> **Working data**
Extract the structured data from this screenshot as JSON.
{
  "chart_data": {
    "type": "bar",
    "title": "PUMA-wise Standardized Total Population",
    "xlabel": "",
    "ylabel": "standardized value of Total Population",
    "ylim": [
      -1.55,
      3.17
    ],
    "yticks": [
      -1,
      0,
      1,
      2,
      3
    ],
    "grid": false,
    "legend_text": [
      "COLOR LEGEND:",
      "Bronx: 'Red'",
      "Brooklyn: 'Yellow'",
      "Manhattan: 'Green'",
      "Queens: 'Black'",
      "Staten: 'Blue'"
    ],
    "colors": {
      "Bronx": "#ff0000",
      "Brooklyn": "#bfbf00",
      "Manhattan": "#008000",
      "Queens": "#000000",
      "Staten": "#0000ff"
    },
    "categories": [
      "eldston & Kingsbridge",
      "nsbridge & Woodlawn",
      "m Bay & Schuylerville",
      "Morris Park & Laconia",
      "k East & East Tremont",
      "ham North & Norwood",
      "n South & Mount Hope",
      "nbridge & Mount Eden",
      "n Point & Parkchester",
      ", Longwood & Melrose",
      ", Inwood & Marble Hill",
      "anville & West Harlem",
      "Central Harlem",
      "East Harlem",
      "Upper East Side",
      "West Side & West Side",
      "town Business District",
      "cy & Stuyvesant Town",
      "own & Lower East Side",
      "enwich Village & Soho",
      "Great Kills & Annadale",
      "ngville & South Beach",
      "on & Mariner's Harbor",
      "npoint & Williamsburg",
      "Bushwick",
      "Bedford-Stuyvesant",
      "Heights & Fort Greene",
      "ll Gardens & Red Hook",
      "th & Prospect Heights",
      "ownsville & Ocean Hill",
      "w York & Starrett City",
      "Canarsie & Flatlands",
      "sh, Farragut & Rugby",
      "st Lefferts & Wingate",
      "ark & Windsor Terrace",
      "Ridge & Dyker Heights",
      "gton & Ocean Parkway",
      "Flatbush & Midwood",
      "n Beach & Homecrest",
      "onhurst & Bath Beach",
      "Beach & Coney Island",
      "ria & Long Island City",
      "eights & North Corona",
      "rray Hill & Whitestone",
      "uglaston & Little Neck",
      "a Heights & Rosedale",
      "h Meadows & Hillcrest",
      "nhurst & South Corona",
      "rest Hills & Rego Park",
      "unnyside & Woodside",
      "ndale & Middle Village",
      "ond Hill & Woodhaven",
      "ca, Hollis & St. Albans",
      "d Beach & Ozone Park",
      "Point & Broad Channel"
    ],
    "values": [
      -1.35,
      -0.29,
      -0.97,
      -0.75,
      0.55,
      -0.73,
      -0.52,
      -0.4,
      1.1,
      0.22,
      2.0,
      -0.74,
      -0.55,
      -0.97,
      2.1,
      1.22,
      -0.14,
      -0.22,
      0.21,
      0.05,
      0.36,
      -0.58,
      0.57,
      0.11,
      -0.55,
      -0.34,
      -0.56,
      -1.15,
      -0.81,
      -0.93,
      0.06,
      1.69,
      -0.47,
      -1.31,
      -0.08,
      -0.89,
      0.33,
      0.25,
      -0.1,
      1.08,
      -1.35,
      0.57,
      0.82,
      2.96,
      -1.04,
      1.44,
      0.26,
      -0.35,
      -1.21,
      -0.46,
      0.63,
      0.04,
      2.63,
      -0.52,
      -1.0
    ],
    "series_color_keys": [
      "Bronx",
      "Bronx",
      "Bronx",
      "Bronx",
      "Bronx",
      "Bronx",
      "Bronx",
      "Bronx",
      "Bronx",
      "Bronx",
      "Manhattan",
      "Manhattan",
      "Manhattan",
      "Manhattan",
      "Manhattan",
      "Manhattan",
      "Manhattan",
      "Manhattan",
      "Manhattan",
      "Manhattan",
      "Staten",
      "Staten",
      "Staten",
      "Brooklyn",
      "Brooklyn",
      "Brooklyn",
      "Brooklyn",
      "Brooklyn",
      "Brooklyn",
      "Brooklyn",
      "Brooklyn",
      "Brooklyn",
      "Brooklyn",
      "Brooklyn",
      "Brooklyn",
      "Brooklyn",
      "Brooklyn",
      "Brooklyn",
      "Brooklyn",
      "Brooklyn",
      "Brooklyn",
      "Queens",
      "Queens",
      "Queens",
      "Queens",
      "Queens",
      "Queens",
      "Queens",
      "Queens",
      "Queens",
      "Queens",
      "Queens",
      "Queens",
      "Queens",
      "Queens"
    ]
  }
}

> **Set problem**
Find all the lines containing "Mount" in the material, then copy them.

> **Exercise response**
      "n South & Mount Hope",
      "nbridge & Mount Eden",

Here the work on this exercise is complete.